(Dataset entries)

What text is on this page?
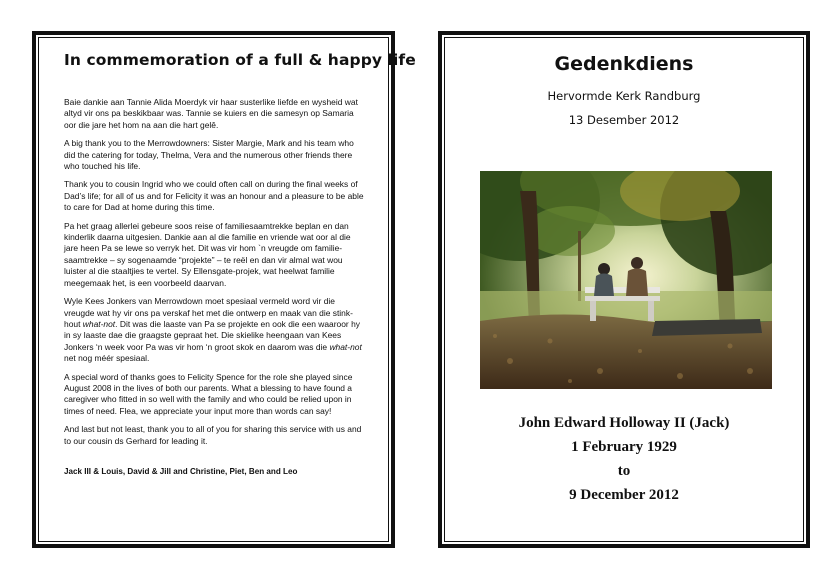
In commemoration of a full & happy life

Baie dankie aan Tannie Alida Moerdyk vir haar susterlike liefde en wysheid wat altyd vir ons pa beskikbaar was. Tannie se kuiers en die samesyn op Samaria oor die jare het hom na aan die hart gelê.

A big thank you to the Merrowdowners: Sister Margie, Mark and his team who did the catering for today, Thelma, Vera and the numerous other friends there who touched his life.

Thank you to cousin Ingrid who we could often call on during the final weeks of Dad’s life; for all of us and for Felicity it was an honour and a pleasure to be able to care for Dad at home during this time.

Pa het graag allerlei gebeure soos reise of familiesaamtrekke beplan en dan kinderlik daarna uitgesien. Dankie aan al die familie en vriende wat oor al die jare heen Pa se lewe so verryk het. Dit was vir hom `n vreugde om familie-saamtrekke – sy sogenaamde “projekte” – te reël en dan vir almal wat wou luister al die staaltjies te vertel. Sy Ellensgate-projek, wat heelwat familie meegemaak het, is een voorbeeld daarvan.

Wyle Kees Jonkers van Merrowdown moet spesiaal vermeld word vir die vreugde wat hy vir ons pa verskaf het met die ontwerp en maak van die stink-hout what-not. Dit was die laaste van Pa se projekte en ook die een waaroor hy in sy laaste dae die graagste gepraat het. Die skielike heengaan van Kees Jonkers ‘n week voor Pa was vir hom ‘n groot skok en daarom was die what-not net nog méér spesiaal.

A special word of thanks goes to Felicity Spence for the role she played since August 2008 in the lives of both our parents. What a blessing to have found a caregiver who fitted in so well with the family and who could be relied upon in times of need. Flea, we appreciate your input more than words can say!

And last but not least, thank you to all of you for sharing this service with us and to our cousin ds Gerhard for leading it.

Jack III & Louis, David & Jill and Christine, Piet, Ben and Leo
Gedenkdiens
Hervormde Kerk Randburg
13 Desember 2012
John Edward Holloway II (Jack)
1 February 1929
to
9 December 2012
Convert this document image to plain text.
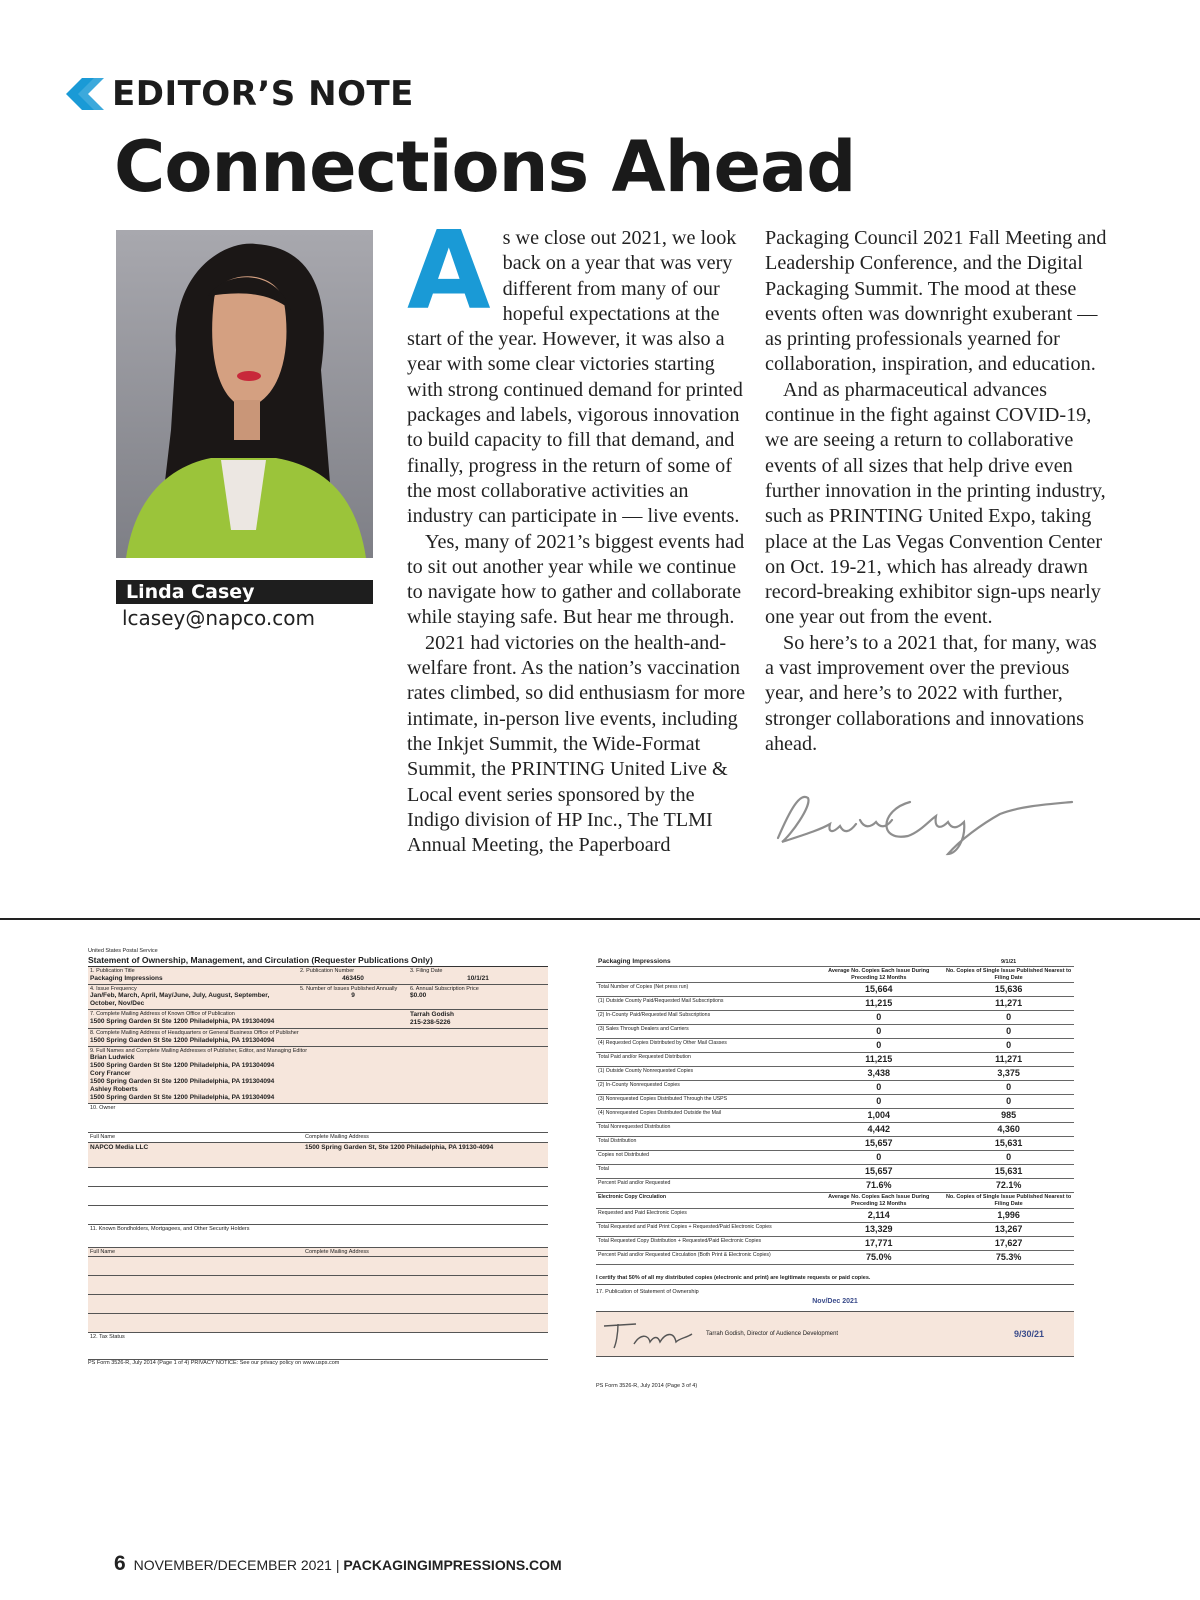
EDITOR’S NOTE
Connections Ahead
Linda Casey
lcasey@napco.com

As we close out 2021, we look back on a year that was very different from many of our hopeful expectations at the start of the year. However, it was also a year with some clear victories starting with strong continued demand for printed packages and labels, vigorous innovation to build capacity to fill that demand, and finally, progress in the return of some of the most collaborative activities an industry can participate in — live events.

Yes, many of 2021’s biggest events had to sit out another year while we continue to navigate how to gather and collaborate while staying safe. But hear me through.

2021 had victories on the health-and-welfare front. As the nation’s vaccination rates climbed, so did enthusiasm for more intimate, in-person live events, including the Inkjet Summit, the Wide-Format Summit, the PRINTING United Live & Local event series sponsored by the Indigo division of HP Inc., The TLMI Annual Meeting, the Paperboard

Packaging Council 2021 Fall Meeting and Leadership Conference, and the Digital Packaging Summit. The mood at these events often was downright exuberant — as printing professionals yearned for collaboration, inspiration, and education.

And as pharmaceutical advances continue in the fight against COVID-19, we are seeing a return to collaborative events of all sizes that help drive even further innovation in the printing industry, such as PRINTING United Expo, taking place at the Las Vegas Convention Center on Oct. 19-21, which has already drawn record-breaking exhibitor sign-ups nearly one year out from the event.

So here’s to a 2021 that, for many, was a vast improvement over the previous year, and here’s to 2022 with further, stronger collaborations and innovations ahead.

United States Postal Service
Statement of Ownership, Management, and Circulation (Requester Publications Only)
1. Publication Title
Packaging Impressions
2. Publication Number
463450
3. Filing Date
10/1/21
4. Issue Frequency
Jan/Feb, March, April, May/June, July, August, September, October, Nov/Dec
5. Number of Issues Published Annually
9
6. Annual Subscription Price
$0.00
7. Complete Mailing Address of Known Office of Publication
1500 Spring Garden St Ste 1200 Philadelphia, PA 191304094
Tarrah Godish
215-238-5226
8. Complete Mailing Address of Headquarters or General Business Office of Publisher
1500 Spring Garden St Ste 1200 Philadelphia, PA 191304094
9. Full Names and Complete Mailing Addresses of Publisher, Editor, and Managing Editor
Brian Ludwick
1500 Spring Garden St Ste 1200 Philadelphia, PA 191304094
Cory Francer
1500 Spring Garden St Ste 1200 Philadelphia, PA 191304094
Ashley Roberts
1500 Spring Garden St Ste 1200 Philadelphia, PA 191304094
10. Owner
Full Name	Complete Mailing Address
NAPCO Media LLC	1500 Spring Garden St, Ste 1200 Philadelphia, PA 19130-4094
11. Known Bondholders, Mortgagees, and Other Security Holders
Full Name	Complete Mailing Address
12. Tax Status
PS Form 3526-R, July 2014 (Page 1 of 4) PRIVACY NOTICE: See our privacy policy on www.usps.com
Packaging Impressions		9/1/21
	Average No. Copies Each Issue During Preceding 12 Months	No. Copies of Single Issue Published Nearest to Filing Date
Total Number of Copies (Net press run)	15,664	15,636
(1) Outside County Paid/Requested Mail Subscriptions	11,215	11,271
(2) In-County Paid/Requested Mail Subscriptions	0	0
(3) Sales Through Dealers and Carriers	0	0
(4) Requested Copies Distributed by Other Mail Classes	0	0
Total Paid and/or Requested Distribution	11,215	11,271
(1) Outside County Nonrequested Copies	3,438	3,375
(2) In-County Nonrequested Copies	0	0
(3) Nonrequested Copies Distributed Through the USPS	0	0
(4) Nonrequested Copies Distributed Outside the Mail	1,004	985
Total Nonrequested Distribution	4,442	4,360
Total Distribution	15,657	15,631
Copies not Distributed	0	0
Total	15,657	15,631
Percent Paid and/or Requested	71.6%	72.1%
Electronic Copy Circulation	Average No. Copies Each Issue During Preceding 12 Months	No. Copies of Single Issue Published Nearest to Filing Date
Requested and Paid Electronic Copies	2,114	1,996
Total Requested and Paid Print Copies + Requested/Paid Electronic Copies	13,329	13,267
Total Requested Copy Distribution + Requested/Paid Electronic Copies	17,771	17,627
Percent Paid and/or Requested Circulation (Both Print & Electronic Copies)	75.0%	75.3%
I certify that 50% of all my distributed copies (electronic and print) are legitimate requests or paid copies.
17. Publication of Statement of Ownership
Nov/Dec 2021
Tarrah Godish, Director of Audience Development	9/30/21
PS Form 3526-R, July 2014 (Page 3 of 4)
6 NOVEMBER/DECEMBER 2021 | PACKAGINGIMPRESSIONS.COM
--
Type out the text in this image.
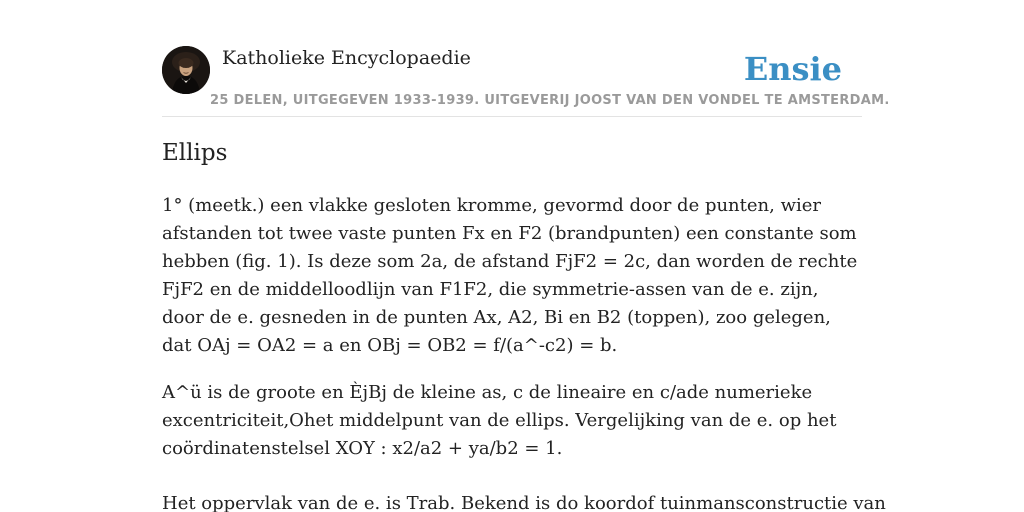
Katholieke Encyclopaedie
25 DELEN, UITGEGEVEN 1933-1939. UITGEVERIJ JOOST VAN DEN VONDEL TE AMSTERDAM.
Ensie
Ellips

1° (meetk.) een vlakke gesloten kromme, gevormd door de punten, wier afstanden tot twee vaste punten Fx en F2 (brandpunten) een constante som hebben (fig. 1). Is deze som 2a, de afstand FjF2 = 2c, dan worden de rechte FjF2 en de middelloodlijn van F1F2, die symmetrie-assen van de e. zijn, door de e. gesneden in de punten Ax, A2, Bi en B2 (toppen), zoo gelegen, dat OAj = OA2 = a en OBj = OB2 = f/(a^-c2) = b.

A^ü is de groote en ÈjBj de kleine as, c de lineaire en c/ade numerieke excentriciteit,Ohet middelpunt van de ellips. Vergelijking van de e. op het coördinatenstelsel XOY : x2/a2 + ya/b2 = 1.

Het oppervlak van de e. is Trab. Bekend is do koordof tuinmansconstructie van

◆ WHAT TO WORK ON
Gather from the data above every line with the string "Nearest".

◆ TASK RESPONSE
	Average No. Copies Each Issue During Preceding 12 Months	No. Copies of Single Issue Published Nearest to Filing Date
Electronic Copy Circulation	Average No. Copies Each Issue During Preceding 12 Months	No. Copies of Single Issue Published Nearest to Filing Date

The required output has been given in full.